**Required work**. Output all the entries word for word. Omit the pictures.

Figure collection entries
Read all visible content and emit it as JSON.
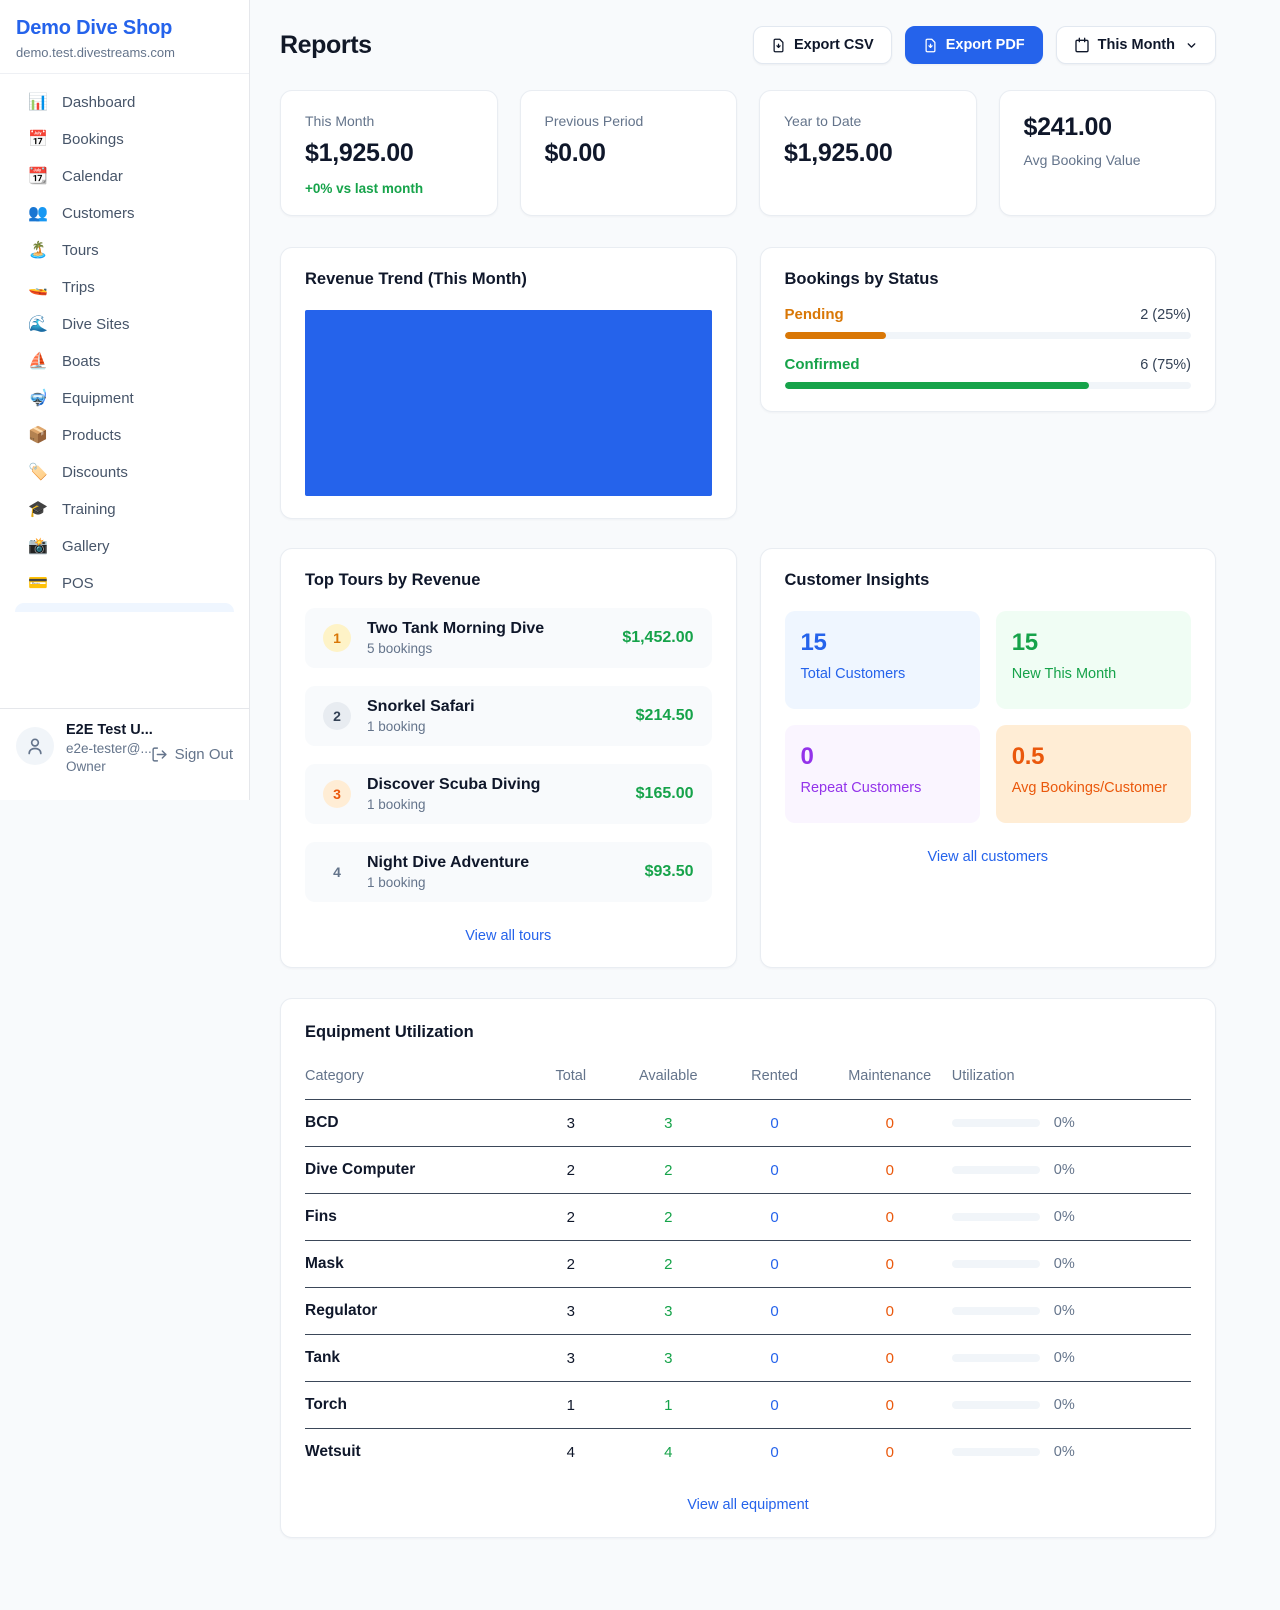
{
  "app": {
    "name": "Demo Dive Shop",
    "domain": "demo.test.divestreams.com"
  },
  "colors": {
    "accent": "#2563eb",
    "success": "#16a34a",
    "warning": "#d97706",
    "danger_orange": "#ea580c",
    "purple": "#9333ea",
    "page_bg": "#f8fafc"
  },
  "sidebar": {
    "items": [
      {
        "label": "Dashboard",
        "icon": "📊",
        "icon_name": "bar-chart-icon"
      },
      {
        "label": "Bookings",
        "icon": "📅",
        "icon_name": "calendar-date-icon"
      },
      {
        "label": "Calendar",
        "icon": "📆",
        "icon_name": "tear-off-calendar-icon"
      },
      {
        "label": "Customers",
        "icon": "👥",
        "icon_name": "people-icon"
      },
      {
        "label": "Tours",
        "icon": "🏝️",
        "icon_name": "island-icon"
      },
      {
        "label": "Trips",
        "icon": "🚤",
        "icon_name": "speedboat-icon"
      },
      {
        "label": "Dive Sites",
        "icon": "🌊",
        "icon_name": "wave-icon"
      },
      {
        "label": "Boats",
        "icon": "⛵",
        "icon_name": "sailboat-icon"
      },
      {
        "label": "Equipment",
        "icon": "🤿",
        "icon_name": "diving-mask-icon"
      },
      {
        "label": "Products",
        "icon": "📦",
        "icon_name": "package-icon"
      },
      {
        "label": "Discounts",
        "icon": "🏷️",
        "icon_name": "tag-icon"
      },
      {
        "label": "Training",
        "icon": "🎓",
        "icon_name": "graduation-cap-icon"
      },
      {
        "label": "Gallery",
        "icon": "📸",
        "icon_name": "camera-icon"
      },
      {
        "label": "POS",
        "icon": "💳",
        "icon_name": "credit-card-icon"
      }
    ],
    "user": {
      "name": "E2E Test U...",
      "email": "e2e-tester@...",
      "role": "Owner",
      "sign_out_label": "Sign Out"
    }
  },
  "header": {
    "title": "Reports",
    "export_csv": "Export CSV",
    "export_pdf": "Export PDF",
    "period": "This Month"
  },
  "stats": [
    {
      "label": "This Month",
      "value": "$1,925.00",
      "delta": "+0% vs last month"
    },
    {
      "label": "Previous Period",
      "value": "$0.00"
    },
    {
      "label": "Year to Date",
      "value": "$1,925.00"
    },
    {
      "label": "Avg Booking Value",
      "value": "$241.00"
    }
  ],
  "revenue_trend": {
    "title": "Revenue Trend (This Month)"
  },
  "chart_data": {
    "type": "bar",
    "title": "Revenue Trend (This Month)",
    "categories": [
      "This Month"
    ],
    "values": [
      1925
    ],
    "xlabel": "",
    "ylabel": "",
    "bar_color": "#2563eb",
    "note": "single full-width solid bar, no visible axes, ticks or gridlines"
  },
  "bookings_by_status": {
    "title": "Bookings by Status",
    "items": [
      {
        "label": "Pending",
        "count_text": "2 (25%)",
        "percent": 25
      },
      {
        "label": "Confirmed",
        "count_text": "6 (75%)",
        "percent": 75
      }
    ]
  },
  "top_tours": {
    "title": "Top Tours by Revenue",
    "items": [
      {
        "rank": "1",
        "name": "Two Tank Morning Dive",
        "bookings_text": "5 bookings",
        "amount": "$1,452.00"
      },
      {
        "rank": "2",
        "name": "Snorkel Safari",
        "bookings_text": "1 booking",
        "amount": "$214.50"
      },
      {
        "rank": "3",
        "name": "Discover Scuba Diving",
        "bookings_text": "1 booking",
        "amount": "$165.00"
      },
      {
        "rank": "4",
        "name": "Night Dive Adventure",
        "bookings_text": "1 booking",
        "amount": "$93.50"
      }
    ],
    "view_all_label": "View all tours"
  },
  "customer_insights": {
    "title": "Customer Insights",
    "tiles": [
      {
        "value": "15",
        "label": "Total Customers"
      },
      {
        "value": "15",
        "label": "New This Month"
      },
      {
        "value": "0",
        "label": "Repeat Customers"
      },
      {
        "value": "0.5",
        "label": "Avg Bookings/Customer"
      }
    ],
    "view_all_label": "View all customers"
  },
  "equipment": {
    "title": "Equipment Utilization",
    "columns": [
      "Category",
      "Total",
      "Available",
      "Rented",
      "Maintenance",
      "Utilization"
    ],
    "rows": [
      {
        "category": "BCD",
        "total": 3,
        "available": 3,
        "rented": 0,
        "maintenance": 0,
        "utilization_percent": 0,
        "utilization_text": "0%"
      },
      {
        "category": "Dive Computer",
        "total": 2,
        "available": 2,
        "rented": 0,
        "maintenance": 0,
        "utilization_percent": 0,
        "utilization_text": "0%"
      },
      {
        "category": "Fins",
        "total": 2,
        "available": 2,
        "rented": 0,
        "maintenance": 0,
        "utilization_percent": 0,
        "utilization_text": "0%"
      },
      {
        "category": "Mask",
        "total": 2,
        "available": 2,
        "rented": 0,
        "maintenance": 0,
        "utilization_percent": 0,
        "utilization_text": "0%"
      },
      {
        "category": "Regulator",
        "total": 3,
        "available": 3,
        "rented": 0,
        "maintenance": 0,
        "utilization_percent": 0,
        "utilization_text": "0%"
      },
      {
        "category": "Tank",
        "total": 3,
        "available": 3,
        "rented": 0,
        "maintenance": 0,
        "utilization_percent": 0,
        "utilization_text": "0%"
      },
      {
        "category": "Torch",
        "total": 1,
        "available": 1,
        "rented": 0,
        "maintenance": 0,
        "utilization_percent": 0,
        "utilization_text": "0%"
      },
      {
        "category": "Wetsuit",
        "total": 4,
        "available": 4,
        "rented": 0,
        "maintenance": 0,
        "utilization_percent": 0,
        "utilization_text": "0%"
      }
    ],
    "view_all_label": "View all equipment"
  }
}
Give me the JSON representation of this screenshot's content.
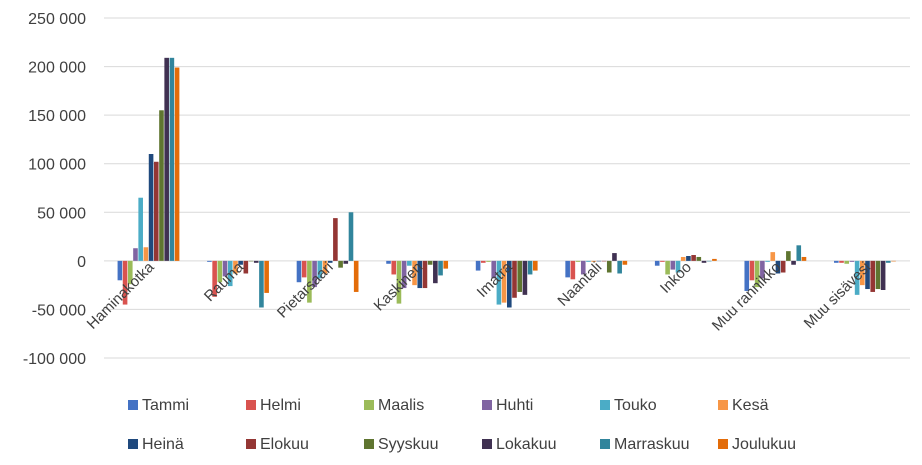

**Exercise result**.
Read all visible content and emit it as JSON.
{
  "app": {
    "name": "Demo Dive Shop",
    "domain": "demo.test.divestreams.com"
  },
  "colors": {
    "accent": "#2563eb",
    "success": "#16a34a",
    "warning": "#d97706",
    "danger_orange": "#ea580c",
    "purple": "#9333ea",
    "page_bg": "#f8fafc"
  },
  "sidebar": {
    "items": [
      {
        "label": "Dashboard",
        "icon": "📊",
        "icon_name": "bar-chart-icon"
      },
      {
        "label": "Bookings",
        "icon": "📅",
        "icon_name": "calendar-date-icon"
      },
      {
        "label": "Calendar",
        "icon": "📆",
        "icon_name": "tear-off-calendar-icon"
      },
      {
        "label": "Customers",
        "icon": "👥",
        "icon_name": "people-icon"
      },
      {
        "label": "Tours",
        "icon": "🏝️",
        "icon_name": "island-icon"
      },
      {
        "label": "Trips",
        "icon": "🚤",
        "icon_name": "speedboat-icon"
      },
      {
        "label": "Dive Sites",
        "icon": "🌊",
        "icon_name": "wave-icon"
      },
      {
        "label": "Boats",
        "icon": "⛵",
        "icon_name": "sailboat-icon"
      },
      {
        "label": "Equipment",
        "icon": "🤿",
        "icon_name": "diving-mask-icon"
      },
      {
        "label": "Products",
        "icon": "📦",
        "icon_name": "package-icon"
      },
      {
        "label": "Discounts",
        "icon": "🏷️",
        "icon_name": "tag-icon"
      },
      {
        "label": "Training",
        "icon": "🎓",
        "icon_name": "graduation-cap-icon"
      },
      {
        "label": "Gallery",
        "icon": "📸",
        "icon_name": "camera-icon"
      },
      {
        "label": "POS",
        "icon": "💳",
        "icon_name": "credit-card-icon"
      }
    ],
    "user": {
      "name": "E2E Test U...",
      "email": "e2e-tester@...",
      "role": "Owner",
      "sign_out_label": "Sign Out"
    }
  },
  "header": {
    "title": "Reports",
    "export_csv": "Export CSV",
    "export_pdf": "Export PDF",
    "period": "This Month"
  },
  "stats": [
    {
      "label": "This Month",
      "value": "$1,925.00",
      "delta": "+0% vs last month"
    },
    {
      "label": "Previous Period",
      "value": "$0.00"
    },
    {
      "label": "Year to Date",
      "value": "$1,925.00"
    },
    {
      "label": "Avg Booking Value",
      "value": "$241.00"
    }
  ],
  "revenue_trend": {
    "title": "Revenue Trend (This Month)"
  },
  "chart_data": {
    "type": "bar",
    "title": "Revenue Trend (This Month)",
    "categories": [
      "This Month"
    ],
    "values": [
      1925
    ],
    "xlabel": "",
    "ylabel": "",
    "bar_color": "#2563eb",
    "note": "single full-width solid bar, no visible axes, ticks or gridlines"
  },
  "bookings_by_status": {
    "title": "Bookings by Status",
    "items": [
      {
        "label": "Pending",
        "count_text": "2 (25%)",
        "percent": 25
      },
      {
        "label": "Confirmed",
        "count_text": "6 (75%)",
        "percent": 75
      }
    ]
  },
  "top_tours": {
    "title": "Top Tours by Revenue",
    "items": [
      {
        "rank": "1",
        "name": "Two Tank Morning Dive",
        "bookings_text": "5 bookings",
        "amount": "$1,452.00"
      },
      {
        "rank": "2",
        "name": "Snorkel Safari",
        "bookings_text": "1 booking",
        "amount": "$214.50"
      },
      {
        "rank": "3",
        "name": "Discover Scuba Diving",
        "bookings_text": "1 booking",
        "amount": "$165.00"
      },
      {
        "rank": "4",
        "name": "Night Dive Adventure",
        "bookings_text": "1 booking",
        "amount": "$93.50"
      }
    ],
    "view_all_label": "View all tours"
  },
  "customer_insights": {
    "title": "Customer Insights",
    "tiles": [
      {
        "value": "15",
        "label": "Total Customers"
      },
      {
        "value": "15",
        "label": "New This Month"
      },
      {
        "value": "0",
        "label": "Repeat Customers"
      },
      {
        "value": "0.5",
        "label": "Avg Bookings/Customer"
      }
    ],
    "view_all_label": "View all customers"
  },
  "equipment": {
    "title": "Equipment Utilization",
    "columns": [
      "Category",
      "Total",
      "Available",
      "Rented",
      "Maintenance",
      "Utilization"
    ],
    "rows": [
      {
        "category": "BCD",
        "total": 3,
        "available": 3,
        "rented": 0,
        "maintenance": 0,
        "utilization_percent": 0,
        "utilization_text": "0%"
      },
      {
        "category": "Dive Computer",
        "total": 2,
        "available": 2,
        "rented": 0,
        "maintenance": 0,
        "utilization_percent": 0,
        "utilization_text": "0%"
      },
      {
        "category": "Fins",
        "total": 2,
        "available": 2,
        "rented": 0,
        "maintenance": 0,
        "utilization_percent": 0,
        "utilization_text": "0%"
      },
      {
        "category": "Mask",
        "total": 2,
        "available": 2,
        "rented": 0,
        "maintenance": 0,
        "utilization_percent": 0,
        "utilization_text": "0%"
      },
      {
        "category": "Regulator",
        "total": 3,
        "available": 3,
        "rented": 0,
        "maintenance": 0,
        "utilization_percent": 0,
        "utilization_text": "0%"
      },
      {
        "category": "Tank",
        "total": 3,
        "available": 3,
        "rented": 0,
        "maintenance": 0,
        "utilization_percent": 0,
        "utilization_text": "0%"
      },
      {
        "category": "Torch",
        "total": 1,
        "available": 1,
        "rented": 0,
        "maintenance": 0,
        "utilization_percent": 0,
        "utilization_text": "0%"
      },
      {
        "category": "Wetsuit",
        "total": 4,
        "available": 4,
        "rented": 0,
        "maintenance": 0,
        "utilization_percent": 0,
        "utilization_text": "0%"
      }
    ],
    "view_all_label": "View all equipment"
  }
}
Give me the JSON representation of this screenshot's content.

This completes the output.